▸ **SELECTED EXTRACT**:
══════════
Like Old School Twitter ➝

Greg Morris:

I’ve just worked out why I like micro.blog so much. Despite it’s lack of “everyone” being here, it feels like old school Twitter.

I love that Micro.blog really leans in to open web technologies — Webmention, RSS, Micropub, Mastodon. And that’s what drew me back to the service earlier this year. But what kept me there was the old school Twitter-like feel.

Everyone on Micro.blog seems deeply interested in making the service successful. Not from a financial standpoint, but from a healthy and happy community standpoint. Micro.blog is filled with welcoming and kind individuals.

If you ask a question, you’ll almost always get an answer. And without any of the snide remarks that seem all too common on present-day Twitter. It doesn’t even really seems to matter how many people are even following you — you can’t tell anyway — the community is so strong that relatively new users are still able to strike up conversations and receive thoughtful responses from strangers about whatever topic is being discussed.

Micro.blog has all of the best aspects of old school Twitter’s community paired with open web technologies that empower its users to really own everything they publish and the resulting conversations.

➝ Source: gr36.micro.blog

Micro.blog Is Slow, in a Good Way ➝

Greg Morris:

One of the reasons I love micro.blog is because it is so slow. It is based around stopping, thinking, and writing a response properly. Taking a breather before you tweet is an important lesson, but one very rarely taken. So Twitter sometimes feels like a whole network built on “this is why you’re wrong” when in reality it is just the fast paced nature of the platform.

Seriously, Micro.blog is so good.

➝ Source: gr36.com

Micro.blog, a Calmer, Happier Version of Twitter ➝

Andrew Doran:

You don’t actually need to host your content on micro.blog. I’ve had my own blog for many years, and have recently started to take my content off of other platforms such as Instagram and Goodreads and host it myself — I want my content on my own platform, not somebody else’s. If you have an existing blog like I do, you can create an account and link it to your existing website via an RSS feed. Any post you write on your own blog then gets posted to your micro.blog account, and syndicated to wherever you want it to go.

Micro.blog is an absolute joy. And I love how much the service encourages you to own your presence on the web. Letting you publish on your own site first and syndicate to Micro.blog, offering cross-posting functionality, supporting Webmentions — it essentially facilitates all of the most important feedback and consumption features from traditional social networks, but it does so by building on top of independent publishing.
══════════
▸ **THE PROBLEM**:
Please write what comes next in the Micro.blog text, picking up right after its final sentence. You can set the data aside; it plays no part here.

▸ **ENTRIES SHOWN**:
══════════
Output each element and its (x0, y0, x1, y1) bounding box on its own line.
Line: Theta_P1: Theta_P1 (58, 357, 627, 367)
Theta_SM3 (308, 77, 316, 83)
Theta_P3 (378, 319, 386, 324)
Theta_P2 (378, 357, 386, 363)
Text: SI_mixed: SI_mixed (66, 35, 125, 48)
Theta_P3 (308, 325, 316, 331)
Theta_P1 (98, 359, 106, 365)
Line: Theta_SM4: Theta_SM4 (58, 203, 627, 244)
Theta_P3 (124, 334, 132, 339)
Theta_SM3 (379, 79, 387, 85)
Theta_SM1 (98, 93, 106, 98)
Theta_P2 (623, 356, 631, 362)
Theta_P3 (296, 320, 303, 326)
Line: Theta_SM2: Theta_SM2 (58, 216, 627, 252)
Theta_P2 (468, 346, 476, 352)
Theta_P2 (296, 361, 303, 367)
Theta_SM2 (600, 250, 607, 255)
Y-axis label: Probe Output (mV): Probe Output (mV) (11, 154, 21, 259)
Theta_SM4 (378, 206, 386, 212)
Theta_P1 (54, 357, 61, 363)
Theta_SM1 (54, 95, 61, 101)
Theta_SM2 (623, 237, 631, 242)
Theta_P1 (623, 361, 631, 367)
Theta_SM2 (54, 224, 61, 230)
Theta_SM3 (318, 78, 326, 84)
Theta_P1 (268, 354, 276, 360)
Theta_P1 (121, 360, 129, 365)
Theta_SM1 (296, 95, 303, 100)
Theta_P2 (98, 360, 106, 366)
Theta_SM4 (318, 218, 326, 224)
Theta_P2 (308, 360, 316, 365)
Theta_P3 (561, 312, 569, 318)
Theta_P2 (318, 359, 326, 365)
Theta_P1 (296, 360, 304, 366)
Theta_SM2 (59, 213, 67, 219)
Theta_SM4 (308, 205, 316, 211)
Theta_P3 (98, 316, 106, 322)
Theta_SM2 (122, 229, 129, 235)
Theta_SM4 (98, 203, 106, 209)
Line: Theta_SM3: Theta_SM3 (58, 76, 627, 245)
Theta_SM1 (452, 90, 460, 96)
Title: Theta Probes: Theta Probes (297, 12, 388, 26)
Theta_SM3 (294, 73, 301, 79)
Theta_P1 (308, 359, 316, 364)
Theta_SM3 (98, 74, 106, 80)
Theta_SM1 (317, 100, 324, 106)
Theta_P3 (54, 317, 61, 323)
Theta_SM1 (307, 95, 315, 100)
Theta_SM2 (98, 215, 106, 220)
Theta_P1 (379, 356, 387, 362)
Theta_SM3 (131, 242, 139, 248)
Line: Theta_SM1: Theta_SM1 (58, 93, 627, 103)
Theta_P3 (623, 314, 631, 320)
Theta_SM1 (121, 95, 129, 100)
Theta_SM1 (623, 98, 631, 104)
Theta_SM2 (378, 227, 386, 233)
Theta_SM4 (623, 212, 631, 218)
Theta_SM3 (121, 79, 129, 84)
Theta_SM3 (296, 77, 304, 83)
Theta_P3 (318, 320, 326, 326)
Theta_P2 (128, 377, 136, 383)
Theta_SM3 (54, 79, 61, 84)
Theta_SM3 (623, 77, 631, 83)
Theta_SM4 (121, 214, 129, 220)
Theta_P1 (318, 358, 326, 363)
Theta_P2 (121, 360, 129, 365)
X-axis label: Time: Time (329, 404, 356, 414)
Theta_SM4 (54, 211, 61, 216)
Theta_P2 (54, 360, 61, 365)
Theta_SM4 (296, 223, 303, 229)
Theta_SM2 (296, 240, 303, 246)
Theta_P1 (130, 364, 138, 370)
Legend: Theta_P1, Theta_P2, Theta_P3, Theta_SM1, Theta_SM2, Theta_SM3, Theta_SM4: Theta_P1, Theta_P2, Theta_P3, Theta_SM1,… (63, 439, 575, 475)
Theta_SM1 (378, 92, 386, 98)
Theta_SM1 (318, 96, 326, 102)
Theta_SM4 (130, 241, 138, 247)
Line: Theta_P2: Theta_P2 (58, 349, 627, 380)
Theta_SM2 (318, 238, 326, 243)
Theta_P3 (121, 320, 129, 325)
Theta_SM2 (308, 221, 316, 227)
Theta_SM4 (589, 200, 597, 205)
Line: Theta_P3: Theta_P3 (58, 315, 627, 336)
══════════
▸ **ANSWER TO THE PROBLEM**:
I want more tools, services, and apps to be built in this spirit.

➝ Source: andrewdoran.uk

Webmention ➝

I’ve been toying around with this on mike.rockwell.mx using the WordPress plugin and Semantic-Linkbacks. I don’t know how often it will come up when linking to other sites or other sites linking to me — since Webmention doesn’t have widespread usage. But Micro.blog — my preferred social network — supports the technology.

So anyone that replies to a Micro.blog post that originated on mike.rockwell.mx will be sent to my site as a Webmention. It works well and it’s really rad.

Implementing Webmention on Initial Charge is on my to do list. I’ve always accepted and sent pingbacks, but don’t have the received notifications visible anywhere on the live site. It’s likely that Webmentions will be implemented in a similar manor. But this is the type of technology that I’d like to see adopted more broadly. It would allow for more social features in the open web and could be encourage some to spend less time in the walled gardens.

➝ Source: indieweb.org

Gluon, an Excellent Micro.blog Client ➝

As I continue to move my focus away from the centralized web, I’ve been exploring Micro.blog a bit. I’m still trying to really wrap my head around it, but it offers much of the social features you’d want to bridge independent weblogs together. And it’s delightful compared to Twitter.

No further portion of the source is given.